→ **Exercise materials**:
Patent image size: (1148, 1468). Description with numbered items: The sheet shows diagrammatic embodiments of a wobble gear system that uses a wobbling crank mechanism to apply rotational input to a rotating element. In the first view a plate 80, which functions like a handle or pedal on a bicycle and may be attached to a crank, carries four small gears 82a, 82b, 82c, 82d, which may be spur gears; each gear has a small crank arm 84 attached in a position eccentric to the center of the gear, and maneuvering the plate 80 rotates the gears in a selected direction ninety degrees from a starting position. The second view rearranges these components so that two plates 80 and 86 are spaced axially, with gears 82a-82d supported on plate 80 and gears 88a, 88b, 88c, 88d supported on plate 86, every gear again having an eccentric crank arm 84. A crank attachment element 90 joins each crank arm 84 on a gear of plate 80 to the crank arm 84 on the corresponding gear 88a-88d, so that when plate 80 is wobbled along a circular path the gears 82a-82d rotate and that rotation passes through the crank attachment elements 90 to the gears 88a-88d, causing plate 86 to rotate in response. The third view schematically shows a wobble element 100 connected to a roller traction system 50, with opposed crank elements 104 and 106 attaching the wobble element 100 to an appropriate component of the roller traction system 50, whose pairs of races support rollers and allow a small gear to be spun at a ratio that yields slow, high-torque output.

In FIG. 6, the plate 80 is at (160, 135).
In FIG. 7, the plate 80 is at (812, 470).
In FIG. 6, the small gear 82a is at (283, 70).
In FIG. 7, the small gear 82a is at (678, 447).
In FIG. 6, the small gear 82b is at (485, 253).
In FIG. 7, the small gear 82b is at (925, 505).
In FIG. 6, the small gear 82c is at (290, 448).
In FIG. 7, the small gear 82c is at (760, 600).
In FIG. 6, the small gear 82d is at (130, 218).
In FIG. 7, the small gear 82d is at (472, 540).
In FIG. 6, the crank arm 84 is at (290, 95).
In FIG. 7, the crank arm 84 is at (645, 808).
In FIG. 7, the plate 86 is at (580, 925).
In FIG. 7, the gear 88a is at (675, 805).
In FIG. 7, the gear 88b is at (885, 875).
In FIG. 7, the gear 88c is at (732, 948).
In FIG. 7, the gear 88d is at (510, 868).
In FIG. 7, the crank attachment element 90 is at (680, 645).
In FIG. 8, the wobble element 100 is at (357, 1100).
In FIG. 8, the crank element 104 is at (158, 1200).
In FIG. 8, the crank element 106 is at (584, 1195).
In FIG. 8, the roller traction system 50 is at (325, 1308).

→ **What is being asked**: Revise the records from their first line through the line containing "In FIG. 6, the small gear 82a", replacing "wobbling crank mechanism" with "oscillating crank mechanism" and changing nothing else. Return only those lines.

→ **Full solution**:
Patent image size: (1148, 1468). Description with numbered items: The sheet shows diagrammatic embodiments of a wobble gear system that uses a oscillating crank mechanism to apply rotational input to a rotating element. In the first view a plate 80, which functions like a handle or pedal on a bicycle and may be attached to a crank, carries four small gears 82a, 82b, 82c, 82d, which may be spur gears; each gear has a small crank arm 84 attached in a position eccentric to the center of the gear, and maneuvering the plate 80 rotates the gears in a selected direction ninety degrees from a starting position. The second view rearranges these components so that two plates 80 and 86 are spaced axially, with gears 82a-82d supported on plate 80 and gears 88a, 88b, 88c, 88d supported on plate 86, every gear again having an eccentric crank arm 84. A crank attachment element 90 joins each crank arm 84 on a gear of plate 80 to the crank arm 84 on the corresponding gear 88a-88d, so that when plate 80 is wobbled along a circular path the gears 82a-82d rotate and that rotation passes through the crank attachment elements 90 to the gears 88a-88d, causing plate 86 to rotate in response. The third view schematically shows a wobble element 100 connected to a roller traction system 50, with opposed crank elements 104 and 106 attaching the wobble element 100 to an appropriate component of the roller traction system 50, whose pairs of races support rollers and allow a small gear to be spun at a ratio that yields slow, high-torque output.

In FIG. 6, the plate 80 is at (160, 135).
In FIG. 7, the plate 80 is at (812, 470).
In FIG. 6, the small gear 82a is at (283, 70).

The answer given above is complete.